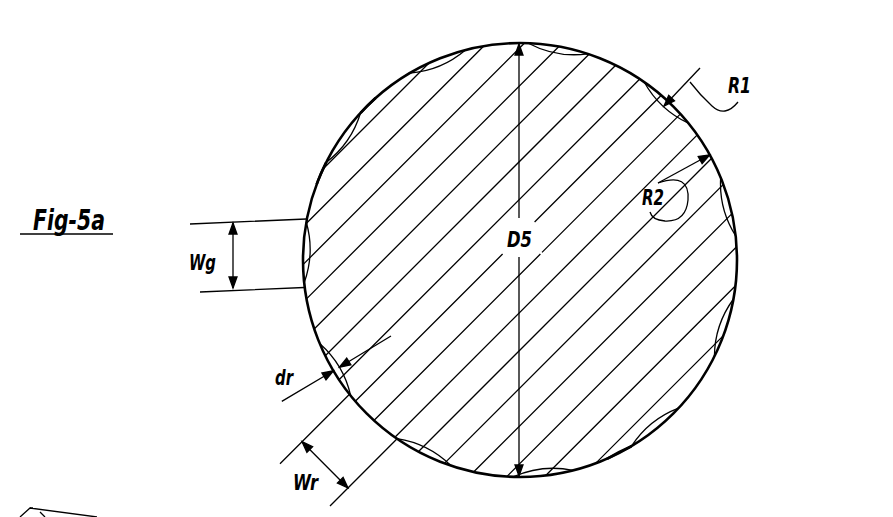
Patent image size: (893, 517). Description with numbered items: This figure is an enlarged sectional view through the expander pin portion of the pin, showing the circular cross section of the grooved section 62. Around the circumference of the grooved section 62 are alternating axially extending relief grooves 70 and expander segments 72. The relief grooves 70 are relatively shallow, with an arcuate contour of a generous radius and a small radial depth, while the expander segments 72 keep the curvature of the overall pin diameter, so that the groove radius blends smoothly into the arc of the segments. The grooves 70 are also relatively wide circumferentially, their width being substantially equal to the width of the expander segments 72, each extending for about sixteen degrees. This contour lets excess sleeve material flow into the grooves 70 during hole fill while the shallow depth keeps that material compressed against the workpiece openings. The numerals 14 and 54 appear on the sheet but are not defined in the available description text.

The wire rope / rod 14 is at (625, 450).
The adjacent component 54 is at (170, 516).
The grooved section 62 is at (597, 105).
The relief grooves 70 is at (447, 66).
The expander segments 72 is at (376, 98).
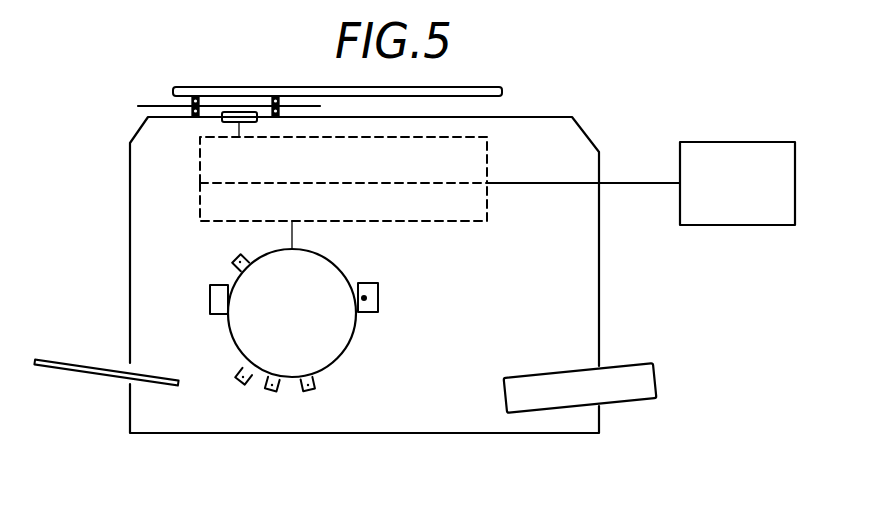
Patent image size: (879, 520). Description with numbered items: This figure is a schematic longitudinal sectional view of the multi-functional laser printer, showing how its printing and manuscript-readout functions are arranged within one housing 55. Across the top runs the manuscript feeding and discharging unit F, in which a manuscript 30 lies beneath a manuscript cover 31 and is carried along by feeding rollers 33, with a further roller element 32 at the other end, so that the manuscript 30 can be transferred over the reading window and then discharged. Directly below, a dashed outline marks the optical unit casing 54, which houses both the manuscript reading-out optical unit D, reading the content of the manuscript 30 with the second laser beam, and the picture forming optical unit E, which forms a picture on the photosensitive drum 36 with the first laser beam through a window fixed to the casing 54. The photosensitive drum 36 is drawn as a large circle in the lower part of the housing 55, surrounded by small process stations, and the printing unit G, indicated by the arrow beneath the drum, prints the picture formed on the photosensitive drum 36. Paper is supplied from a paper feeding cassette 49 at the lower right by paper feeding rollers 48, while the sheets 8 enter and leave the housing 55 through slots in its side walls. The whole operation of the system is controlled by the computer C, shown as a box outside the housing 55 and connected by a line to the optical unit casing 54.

TASK DIRECTIONS:
Find each line in the records that contains the word "segments", and copy those lines out in full.

COMPLETE OUTPUT:
Patent image size: (893, 517). Description with numbered items: This figure is an enlarged sectional view through the expander pin portion of the pin, showing the circular cross section of the grooved section 62. Around the circumference of the grooved section 62 are alternating axially extending relief grooves 70 and expander segments 72. The relief grooves 70 are relatively shallow, with an arcuate contour of a generous radius and a small radial depth, while the expander segments 72 keep the curvature of the overall pin diameter, so that the groove radius blends smoothly into the arc of the segments. The grooves 70 are also relatively wide circumferentially, their width being substantially equal to the width of the expander segments 72, each extending for about sixteen degrees. This contour lets excess sleeve material flow into the grooves 70 during hole fill while the shallow depth keeps that material compressed against the workpiece openings. The numerals 14 and 54 appear on the sheet but are not defined in the available description text.
The expander segments 72 is at (376, 98).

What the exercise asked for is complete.